EXERCISE: Reproduce the records below in their entirety, character for character.

Records excerpted from a collection
◆ ◆ ◆ ◆

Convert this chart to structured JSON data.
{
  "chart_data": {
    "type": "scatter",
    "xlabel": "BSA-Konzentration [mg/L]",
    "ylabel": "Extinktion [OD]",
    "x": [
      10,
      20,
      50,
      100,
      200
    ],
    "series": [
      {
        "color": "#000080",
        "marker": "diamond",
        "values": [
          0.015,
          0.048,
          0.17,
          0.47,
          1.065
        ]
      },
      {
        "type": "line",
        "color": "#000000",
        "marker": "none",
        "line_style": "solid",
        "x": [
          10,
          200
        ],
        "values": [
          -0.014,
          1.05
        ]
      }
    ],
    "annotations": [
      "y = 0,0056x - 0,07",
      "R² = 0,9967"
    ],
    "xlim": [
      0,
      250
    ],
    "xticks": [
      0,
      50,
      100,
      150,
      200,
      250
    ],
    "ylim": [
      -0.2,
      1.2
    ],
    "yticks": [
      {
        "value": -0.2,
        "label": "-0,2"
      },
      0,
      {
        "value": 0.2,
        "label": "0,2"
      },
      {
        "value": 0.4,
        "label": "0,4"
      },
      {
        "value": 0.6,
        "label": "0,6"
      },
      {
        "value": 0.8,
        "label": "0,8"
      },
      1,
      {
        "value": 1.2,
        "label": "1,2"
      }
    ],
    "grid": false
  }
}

◆ ◆ ◆ ◆

COMPLETE RESPONSE:
Convert this chart to structured JSON data.
{
  "chart_data": {
    "type": "scatter",
    "xlabel": "BSA-Konzentration [mg/L]",
    "ylabel": "Extinktion [OD]",
    "x": [
      10,
      20,
      50,
      100,
      200
    ],
    "series": [
      {
        "color": "#000080",
        "marker": "diamond",
        "values": [
          0.015,
          0.048,
          0.17,
          0.47,
          1.065
        ]
      },
      {
        "type": "line",
        "color": "#000000",
        "marker": "none",
        "line_style": "solid",
        "x": [
          10,
          200
        ],
        "values": [
          -0.014,
          1.05
        ]
      }
    ],
    "annotations": [
      "y = 0,0056x - 0,07",
      "R² = 0,9967"
    ],
    "xlim": [
      0,
      250
    ],
    "xticks": [
      0,
      50,
      100,
      150,
      200,
      250
    ],
    "ylim": [
      -0.2,
      1.2
    ],
    "yticks": [
      {
        "value": -0.2,
        "label": "-0,2"
      },
      0,
      {
        "value": 0.2,
        "label": "0,2"
      },
      {
        "value": 0.4,
        "label": "0,4"
      },
      {
        "value": 0.6,
        "label": "0,6"
      },
      {
        "value": 0.8,
        "label": "0,8"
      },
      1,
      {
        "value": 1.2,
        "label": "1,2"
      }
    ],
    "grid": false
  }
}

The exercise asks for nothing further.